Keep only the lines where "người" appears.

### Data provided
[BEGIN]
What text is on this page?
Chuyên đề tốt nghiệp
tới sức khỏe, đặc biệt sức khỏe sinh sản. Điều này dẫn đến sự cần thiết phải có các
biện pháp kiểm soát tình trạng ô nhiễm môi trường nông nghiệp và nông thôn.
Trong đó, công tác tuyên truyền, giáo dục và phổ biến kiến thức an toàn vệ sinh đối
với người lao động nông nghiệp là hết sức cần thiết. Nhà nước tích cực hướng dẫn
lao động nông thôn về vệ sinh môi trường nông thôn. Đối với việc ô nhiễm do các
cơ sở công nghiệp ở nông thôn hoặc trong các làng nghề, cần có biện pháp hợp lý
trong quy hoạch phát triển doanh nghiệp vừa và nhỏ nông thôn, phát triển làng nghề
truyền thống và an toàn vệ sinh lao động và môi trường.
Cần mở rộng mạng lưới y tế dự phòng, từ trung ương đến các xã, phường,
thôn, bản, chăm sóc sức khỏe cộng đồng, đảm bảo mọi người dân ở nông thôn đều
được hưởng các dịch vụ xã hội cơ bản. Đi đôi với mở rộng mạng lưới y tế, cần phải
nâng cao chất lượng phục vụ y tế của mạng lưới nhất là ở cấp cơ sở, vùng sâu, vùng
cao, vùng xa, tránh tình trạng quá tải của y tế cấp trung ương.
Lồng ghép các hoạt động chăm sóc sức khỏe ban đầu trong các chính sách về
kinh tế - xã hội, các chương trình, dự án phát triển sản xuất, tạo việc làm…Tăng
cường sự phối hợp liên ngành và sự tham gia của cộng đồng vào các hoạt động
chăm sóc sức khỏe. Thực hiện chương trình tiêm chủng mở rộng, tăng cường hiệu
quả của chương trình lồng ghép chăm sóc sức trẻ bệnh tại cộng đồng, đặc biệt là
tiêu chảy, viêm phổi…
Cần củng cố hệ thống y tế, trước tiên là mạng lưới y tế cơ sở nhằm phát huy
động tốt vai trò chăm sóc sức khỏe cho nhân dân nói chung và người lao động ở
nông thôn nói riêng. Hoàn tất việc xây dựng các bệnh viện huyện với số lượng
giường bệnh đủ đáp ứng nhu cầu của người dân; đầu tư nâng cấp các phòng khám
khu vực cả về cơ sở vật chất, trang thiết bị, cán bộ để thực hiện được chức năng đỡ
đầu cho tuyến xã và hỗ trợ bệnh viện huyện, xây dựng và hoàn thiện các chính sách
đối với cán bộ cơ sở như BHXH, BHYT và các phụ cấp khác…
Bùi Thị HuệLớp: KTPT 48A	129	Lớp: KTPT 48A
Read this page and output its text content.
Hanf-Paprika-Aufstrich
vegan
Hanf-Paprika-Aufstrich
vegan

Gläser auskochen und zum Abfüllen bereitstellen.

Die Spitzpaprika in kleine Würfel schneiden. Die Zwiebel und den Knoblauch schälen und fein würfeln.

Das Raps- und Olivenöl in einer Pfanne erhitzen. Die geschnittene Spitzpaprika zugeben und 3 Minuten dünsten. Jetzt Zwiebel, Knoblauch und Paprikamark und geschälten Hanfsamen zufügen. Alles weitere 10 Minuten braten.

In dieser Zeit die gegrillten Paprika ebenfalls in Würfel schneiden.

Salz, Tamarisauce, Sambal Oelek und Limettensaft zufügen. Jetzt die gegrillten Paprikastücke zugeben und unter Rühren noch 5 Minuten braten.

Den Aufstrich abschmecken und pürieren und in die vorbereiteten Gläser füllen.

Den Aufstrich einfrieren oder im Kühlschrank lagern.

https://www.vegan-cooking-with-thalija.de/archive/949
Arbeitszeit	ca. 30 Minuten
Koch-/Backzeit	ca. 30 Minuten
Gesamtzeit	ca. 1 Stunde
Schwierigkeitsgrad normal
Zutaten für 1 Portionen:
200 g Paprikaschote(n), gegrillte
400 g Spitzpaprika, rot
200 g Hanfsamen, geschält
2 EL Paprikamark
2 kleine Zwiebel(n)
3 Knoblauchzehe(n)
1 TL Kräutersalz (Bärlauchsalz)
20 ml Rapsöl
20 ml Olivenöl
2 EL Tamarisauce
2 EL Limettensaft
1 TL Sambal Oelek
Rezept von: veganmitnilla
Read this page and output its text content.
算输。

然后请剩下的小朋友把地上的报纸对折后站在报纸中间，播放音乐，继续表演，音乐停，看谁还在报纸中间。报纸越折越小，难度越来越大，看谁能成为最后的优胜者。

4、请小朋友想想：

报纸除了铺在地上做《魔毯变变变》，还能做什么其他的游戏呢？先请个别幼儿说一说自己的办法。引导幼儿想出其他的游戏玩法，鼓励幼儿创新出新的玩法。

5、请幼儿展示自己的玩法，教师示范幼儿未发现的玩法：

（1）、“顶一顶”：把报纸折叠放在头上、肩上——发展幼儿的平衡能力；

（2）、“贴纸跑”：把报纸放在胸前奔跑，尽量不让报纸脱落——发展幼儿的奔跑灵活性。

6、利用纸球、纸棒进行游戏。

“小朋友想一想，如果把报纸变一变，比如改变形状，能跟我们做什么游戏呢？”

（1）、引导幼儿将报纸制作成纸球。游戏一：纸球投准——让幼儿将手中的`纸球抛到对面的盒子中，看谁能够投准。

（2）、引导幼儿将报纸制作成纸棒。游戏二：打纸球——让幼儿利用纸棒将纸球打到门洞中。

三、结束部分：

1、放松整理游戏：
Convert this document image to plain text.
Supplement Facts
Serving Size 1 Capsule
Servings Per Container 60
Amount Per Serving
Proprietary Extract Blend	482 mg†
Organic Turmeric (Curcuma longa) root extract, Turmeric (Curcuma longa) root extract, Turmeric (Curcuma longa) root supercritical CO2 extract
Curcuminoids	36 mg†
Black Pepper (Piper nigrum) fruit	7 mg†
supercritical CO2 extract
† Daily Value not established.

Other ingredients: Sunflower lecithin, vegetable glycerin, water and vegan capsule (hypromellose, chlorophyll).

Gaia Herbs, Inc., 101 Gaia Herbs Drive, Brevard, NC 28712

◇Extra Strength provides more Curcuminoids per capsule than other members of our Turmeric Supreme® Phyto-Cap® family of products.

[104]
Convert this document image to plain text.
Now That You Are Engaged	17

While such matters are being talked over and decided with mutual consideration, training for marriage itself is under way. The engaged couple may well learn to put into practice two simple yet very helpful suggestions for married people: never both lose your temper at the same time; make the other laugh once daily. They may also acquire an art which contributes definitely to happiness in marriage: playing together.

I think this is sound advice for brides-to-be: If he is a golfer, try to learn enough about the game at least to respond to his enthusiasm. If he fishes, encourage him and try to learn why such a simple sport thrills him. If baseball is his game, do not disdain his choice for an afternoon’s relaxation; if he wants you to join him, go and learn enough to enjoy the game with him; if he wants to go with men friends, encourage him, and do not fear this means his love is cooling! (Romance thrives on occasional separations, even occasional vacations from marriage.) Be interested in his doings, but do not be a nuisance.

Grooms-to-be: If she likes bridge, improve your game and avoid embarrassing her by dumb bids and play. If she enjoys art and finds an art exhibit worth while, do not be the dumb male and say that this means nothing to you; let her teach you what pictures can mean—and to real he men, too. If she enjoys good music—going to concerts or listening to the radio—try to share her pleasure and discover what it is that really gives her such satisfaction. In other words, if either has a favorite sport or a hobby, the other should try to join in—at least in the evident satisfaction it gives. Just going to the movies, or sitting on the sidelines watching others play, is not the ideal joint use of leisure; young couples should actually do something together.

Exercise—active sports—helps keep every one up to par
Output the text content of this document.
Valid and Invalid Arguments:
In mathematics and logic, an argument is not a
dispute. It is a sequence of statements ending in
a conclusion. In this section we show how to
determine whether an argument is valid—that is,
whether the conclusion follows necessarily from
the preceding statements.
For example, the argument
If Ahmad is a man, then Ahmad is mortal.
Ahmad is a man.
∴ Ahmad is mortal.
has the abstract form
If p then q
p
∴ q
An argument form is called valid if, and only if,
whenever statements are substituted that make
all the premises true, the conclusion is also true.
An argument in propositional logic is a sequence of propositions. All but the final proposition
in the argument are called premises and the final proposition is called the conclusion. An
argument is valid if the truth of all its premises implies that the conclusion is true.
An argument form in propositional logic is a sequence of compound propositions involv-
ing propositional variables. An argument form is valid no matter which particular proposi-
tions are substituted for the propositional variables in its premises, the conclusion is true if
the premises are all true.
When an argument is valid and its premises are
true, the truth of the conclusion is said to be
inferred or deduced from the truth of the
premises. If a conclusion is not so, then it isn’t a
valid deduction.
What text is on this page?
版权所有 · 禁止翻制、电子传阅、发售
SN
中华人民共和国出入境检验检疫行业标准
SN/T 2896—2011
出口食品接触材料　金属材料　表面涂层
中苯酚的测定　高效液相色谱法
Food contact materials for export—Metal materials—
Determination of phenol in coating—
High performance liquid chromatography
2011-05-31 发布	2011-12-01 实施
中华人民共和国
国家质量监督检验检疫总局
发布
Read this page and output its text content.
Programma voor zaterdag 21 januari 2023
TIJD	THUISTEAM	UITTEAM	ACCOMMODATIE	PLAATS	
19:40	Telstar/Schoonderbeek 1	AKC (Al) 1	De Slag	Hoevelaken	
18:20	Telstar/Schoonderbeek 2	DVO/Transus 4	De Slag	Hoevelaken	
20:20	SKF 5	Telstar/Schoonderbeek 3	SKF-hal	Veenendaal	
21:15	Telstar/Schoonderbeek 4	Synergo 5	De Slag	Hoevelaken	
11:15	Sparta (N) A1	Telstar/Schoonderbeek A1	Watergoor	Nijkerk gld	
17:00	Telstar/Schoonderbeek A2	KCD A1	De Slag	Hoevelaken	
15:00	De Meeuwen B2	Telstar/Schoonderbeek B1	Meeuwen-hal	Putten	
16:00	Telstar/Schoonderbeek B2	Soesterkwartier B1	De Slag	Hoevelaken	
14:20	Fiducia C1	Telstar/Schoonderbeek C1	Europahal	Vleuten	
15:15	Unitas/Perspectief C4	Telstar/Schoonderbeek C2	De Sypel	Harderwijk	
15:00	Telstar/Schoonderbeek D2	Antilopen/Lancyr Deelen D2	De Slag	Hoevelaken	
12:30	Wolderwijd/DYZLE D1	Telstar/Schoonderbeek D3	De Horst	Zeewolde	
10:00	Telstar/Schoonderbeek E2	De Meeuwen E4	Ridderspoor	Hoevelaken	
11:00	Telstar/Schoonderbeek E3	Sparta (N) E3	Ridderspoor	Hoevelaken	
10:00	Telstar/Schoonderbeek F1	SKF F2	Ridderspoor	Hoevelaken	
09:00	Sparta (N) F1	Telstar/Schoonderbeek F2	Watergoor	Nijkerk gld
[END]
### Output of the task
với người lao động nông nghiệp là hết sức cần thiết. Nhà nước tích cực hướng dẫn
thôn, bản, chăm sóc sức khỏe cộng đồng, đảm bảo mọi người dân ở nông thôn đều
động tốt vai trò chăm sóc sức khỏe cho nhân dân nói chung và người lao động ở
giường bệnh đủ đáp ứng nhu cầu của người dân; đầu tư nâng cấp các phòng khám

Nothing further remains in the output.